▸ WORK TO COMPLETE:
Copy out every one of the following lines word for word, keeping each character and number unchanged.

▸ AVAILABLE DATA:

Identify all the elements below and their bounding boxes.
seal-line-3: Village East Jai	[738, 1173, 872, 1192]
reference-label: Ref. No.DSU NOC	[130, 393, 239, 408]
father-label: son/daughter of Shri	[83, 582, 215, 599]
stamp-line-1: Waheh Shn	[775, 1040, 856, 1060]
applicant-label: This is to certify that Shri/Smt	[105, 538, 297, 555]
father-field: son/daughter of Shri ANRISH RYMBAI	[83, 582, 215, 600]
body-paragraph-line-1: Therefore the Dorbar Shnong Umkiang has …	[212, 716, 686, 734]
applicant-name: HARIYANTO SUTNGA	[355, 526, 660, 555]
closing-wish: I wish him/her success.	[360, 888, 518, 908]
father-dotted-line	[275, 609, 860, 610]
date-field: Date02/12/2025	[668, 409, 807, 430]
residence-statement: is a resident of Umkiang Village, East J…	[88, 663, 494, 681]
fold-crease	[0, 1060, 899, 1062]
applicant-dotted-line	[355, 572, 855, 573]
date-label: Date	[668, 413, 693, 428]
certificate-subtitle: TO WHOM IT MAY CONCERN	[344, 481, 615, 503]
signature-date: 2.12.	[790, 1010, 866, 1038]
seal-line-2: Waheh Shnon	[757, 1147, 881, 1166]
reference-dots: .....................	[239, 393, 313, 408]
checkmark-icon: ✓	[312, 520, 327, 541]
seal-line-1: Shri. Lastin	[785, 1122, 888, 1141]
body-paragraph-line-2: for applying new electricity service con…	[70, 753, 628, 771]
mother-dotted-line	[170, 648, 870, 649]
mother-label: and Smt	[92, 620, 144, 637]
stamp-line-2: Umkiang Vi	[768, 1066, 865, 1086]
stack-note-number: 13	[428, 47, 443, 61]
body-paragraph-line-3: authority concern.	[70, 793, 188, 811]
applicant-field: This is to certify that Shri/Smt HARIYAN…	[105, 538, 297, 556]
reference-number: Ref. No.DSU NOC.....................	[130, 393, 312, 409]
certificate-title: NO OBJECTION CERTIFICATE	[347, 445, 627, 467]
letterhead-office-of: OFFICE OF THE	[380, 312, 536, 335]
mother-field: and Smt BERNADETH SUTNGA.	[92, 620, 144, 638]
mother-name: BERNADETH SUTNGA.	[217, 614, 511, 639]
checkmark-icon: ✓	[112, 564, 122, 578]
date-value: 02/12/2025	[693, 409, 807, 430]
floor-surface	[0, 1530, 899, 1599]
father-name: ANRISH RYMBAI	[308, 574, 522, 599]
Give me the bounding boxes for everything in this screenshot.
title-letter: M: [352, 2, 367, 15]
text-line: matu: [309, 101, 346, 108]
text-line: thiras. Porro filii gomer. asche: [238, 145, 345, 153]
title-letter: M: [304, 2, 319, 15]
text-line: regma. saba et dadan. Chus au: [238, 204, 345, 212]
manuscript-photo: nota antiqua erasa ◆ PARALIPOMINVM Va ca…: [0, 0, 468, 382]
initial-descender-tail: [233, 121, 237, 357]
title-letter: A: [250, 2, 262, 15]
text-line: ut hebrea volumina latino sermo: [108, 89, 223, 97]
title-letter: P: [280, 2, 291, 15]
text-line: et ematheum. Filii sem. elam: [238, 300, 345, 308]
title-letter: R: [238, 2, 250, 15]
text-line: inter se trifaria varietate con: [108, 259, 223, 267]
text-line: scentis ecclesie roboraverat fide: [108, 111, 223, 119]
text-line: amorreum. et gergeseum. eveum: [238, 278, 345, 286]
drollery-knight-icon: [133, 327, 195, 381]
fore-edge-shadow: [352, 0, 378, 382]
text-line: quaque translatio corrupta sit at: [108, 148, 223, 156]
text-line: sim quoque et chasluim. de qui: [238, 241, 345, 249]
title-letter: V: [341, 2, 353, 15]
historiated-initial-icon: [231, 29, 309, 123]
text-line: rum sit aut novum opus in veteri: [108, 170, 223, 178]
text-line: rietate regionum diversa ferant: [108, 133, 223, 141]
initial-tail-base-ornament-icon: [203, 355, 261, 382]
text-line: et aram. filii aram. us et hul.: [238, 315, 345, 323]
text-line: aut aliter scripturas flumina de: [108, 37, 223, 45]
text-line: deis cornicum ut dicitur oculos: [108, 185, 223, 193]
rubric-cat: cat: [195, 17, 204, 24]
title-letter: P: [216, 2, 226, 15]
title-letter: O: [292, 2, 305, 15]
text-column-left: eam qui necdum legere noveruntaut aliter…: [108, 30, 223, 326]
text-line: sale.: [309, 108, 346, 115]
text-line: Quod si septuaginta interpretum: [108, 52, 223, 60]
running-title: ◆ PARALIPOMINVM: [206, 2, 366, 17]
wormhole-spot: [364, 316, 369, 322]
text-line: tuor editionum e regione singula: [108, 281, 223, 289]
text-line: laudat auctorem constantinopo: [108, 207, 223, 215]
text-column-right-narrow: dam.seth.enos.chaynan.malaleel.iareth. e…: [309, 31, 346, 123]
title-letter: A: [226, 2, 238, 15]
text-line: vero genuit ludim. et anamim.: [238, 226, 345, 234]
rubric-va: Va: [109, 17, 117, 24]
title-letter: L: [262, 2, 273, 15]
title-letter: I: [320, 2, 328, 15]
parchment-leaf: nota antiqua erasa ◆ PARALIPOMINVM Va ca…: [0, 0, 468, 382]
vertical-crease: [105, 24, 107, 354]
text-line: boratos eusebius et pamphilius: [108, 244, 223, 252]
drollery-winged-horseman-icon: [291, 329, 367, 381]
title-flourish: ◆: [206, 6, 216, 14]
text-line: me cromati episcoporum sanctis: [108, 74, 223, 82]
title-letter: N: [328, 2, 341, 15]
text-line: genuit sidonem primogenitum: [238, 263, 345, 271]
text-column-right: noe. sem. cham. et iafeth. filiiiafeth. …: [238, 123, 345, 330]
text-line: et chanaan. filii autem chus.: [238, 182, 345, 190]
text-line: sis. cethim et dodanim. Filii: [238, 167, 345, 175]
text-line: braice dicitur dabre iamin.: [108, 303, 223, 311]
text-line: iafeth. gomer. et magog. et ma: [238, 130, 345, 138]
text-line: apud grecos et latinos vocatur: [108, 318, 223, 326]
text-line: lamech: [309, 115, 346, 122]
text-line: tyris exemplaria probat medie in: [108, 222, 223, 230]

▸ FINISHED EXERCISE:
Identify all the elements below and their bounding boxes.
seal-line-3: Village East Jai	[738, 1173, 872, 1192]
reference-label: Ref. No.DSU NOC	[130, 393, 239, 408]
father-label: son/daughter of Shri	[83, 582, 215, 599]
stamp-line-1: Waheh Shn	[775, 1040, 856, 1060]
applicant-label: This is to certify that Shri/Smt	[105, 538, 297, 555]
father-field: son/daughter of Shri ANRISH RYMBAI	[83, 582, 215, 600]
body-paragraph-line-1: Therefore the Dorbar Shnong Umkiang has …	[212, 716, 686, 734]
applicant-name: HARIYANTO SUTNGA	[355, 526, 660, 555]
closing-wish: I wish him/her success.	[360, 888, 518, 908]
father-dotted-line	[275, 609, 860, 610]
date-field: Date02/12/2025	[668, 409, 807, 430]
residence-statement: is a resident of Umkiang Village, East J…	[88, 663, 494, 681]
fold-crease	[0, 1060, 899, 1062]
applicant-dotted-line	[355, 572, 855, 573]
date-label: Date	[668, 413, 693, 428]
certificate-subtitle: TO WHOM IT MAY CONCERN	[344, 481, 615, 503]
signature-date: 2.12.	[790, 1010, 866, 1038]
seal-line-2: Waheh Shnon	[757, 1147, 881, 1166]
reference-dots: .....................	[239, 393, 313, 408]
checkmark-icon: ✓	[312, 520, 327, 541]
seal-line-1: Shri. Lastin	[785, 1122, 888, 1141]
body-paragraph-line-2: for applying new electricity service con…	[70, 753, 628, 771]
mother-dotted-line	[170, 648, 870, 649]
mother-label: and Smt	[92, 620, 144, 637]
stamp-line-2: Umkiang Vi	[768, 1066, 865, 1086]
stack-note-number: 13	[428, 47, 443, 61]
body-paragraph-line-3: authority concern.	[70, 793, 188, 811]
applicant-field: This is to certify that Shri/Smt HARIYAN…	[105, 538, 297, 556]
reference-number: Ref. No.DSU NOC.....................	[130, 393, 312, 409]
certificate-title: NO OBJECTION CERTIFICATE	[347, 445, 627, 467]
letterhead-office-of: OFFICE OF THE	[380, 312, 536, 335]
mother-field: and Smt BERNADETH SUTNGA.	[92, 620, 144, 638]
mother-name: BERNADETH SUTNGA.	[217, 614, 511, 639]
checkmark-icon: ✓	[112, 564, 122, 578]
date-value: 02/12/2025	[693, 409, 807, 430]
floor-surface	[0, 1530, 899, 1599]
father-name: ANRISH RYMBAI	[308, 574, 522, 599]
Give me the bounding boxes for everything in this screenshot.
title-letter: M: [352, 2, 367, 15]
text-line: matu: [309, 101, 346, 108]
text-line: thiras. Porro filii gomer. asche: [238, 145, 345, 153]
title-letter: M: [304, 2, 319, 15]
text-line: regma. saba et dadan. Chus au: [238, 204, 345, 212]
manuscript-photo: nota antiqua erasa ◆ PARALIPOMINVM Va ca…: [0, 0, 468, 382]
initial-descender-tail: [233, 121, 237, 357]
title-letter: A: [250, 2, 262, 15]
text-line: ut hebrea volumina latino sermo: [108, 89, 223, 97]
title-letter: P: [280, 2, 291, 15]
text-line: et ematheum. Filii sem. elam: [238, 300, 345, 308]
title-letter: R: [238, 2, 250, 15]
text-line: inter se trifaria varietate con: [108, 259, 223, 267]
text-line: scentis ecclesie roboraverat fide: [108, 111, 223, 119]
text-line: amorreum. et gergeseum. eveum: [238, 278, 345, 286]
drollery-knight-icon: [133, 327, 195, 381]
fore-edge-shadow: [352, 0, 378, 382]
text-line: quaque translatio corrupta sit at: [108, 148, 223, 156]
text-line: sim quoque et chasluim. de qui: [238, 241, 345, 249]
title-letter: V: [341, 2, 353, 15]
historiated-initial-icon: [231, 29, 309, 123]
text-line: rum sit aut novum opus in veteri: [108, 170, 223, 178]
text-line: rietate regionum diversa ferant: [108, 133, 223, 141]
initial-tail-base-ornament-icon: [203, 355, 261, 382]
text-line: et aram. filii aram. us et hul.: [238, 315, 345, 323]
text-line: aut aliter scripturas flumina de: [108, 37, 223, 45]
text-line: deis cornicum ut dicitur oculos: [108, 185, 223, 193]
rubric-cat: cat: [195, 17, 204, 24]
title-letter: P: [216, 2, 226, 15]
title-letter: O: [292, 2, 305, 15]
text-column-left: eam qui necdum legere noveruntaut aliter…: [108, 30, 223, 326]
text-line: sale.: [309, 108, 346, 115]
text-line: Quod si septuaginta interpretum: [108, 52, 223, 60]
running-title: ◆ PARALIPOMINVM: [206, 2, 366, 17]
wormhole-spot: [364, 316, 369, 322]
text-line: tuor editionum e regione singula: [108, 281, 223, 289]
text-line: laudat auctorem constantinopo: [108, 207, 223, 215]
text-column-right-narrow: dam.seth.enos.chaynan.malaleel.iareth. e…: [309, 31, 346, 123]
title-letter: A: [226, 2, 238, 15]
text-line: vero genuit ludim. et anamim.: [238, 226, 345, 234]
rubric-va: Va: [109, 17, 117, 24]
title-letter: L: [262, 2, 273, 15]
title-letter: I: [320, 2, 328, 15]
parchment-leaf: nota antiqua erasa ◆ PARALIPOMINVM Va ca…: [0, 0, 468, 382]
vertical-crease: [105, 24, 107, 354]
text-line: boratos eusebius et pamphilius: [108, 244, 223, 252]
drollery-winged-horseman-icon: [291, 329, 367, 381]
title-flourish: ◆: [206, 6, 216, 14]
text-line: me cromati episcoporum sanctis: [108, 74, 223, 82]
title-letter: N: [328, 2, 341, 15]
text-line: genuit sidonem primogenitum: [238, 263, 345, 271]
text-column-right: noe. sem. cham. et iafeth. filiiiafeth. …: [238, 123, 345, 330]
text-line: et chanaan. filii autem chus.: [238, 182, 345, 190]
text-line: sis. cethim et dodanim. Filii: [238, 167, 345, 175]
text-line: braice dicitur dabre iamin.: [108, 303, 223, 311]
text-line: iafeth. gomer. et magog. et ma: [238, 130, 345, 138]
text-line: apud grecos et latinos vocatur: [108, 318, 223, 326]
text-line: lamech: [309, 115, 346, 122]
text-line: tyris exemplaria probat medie in: [108, 222, 223, 230]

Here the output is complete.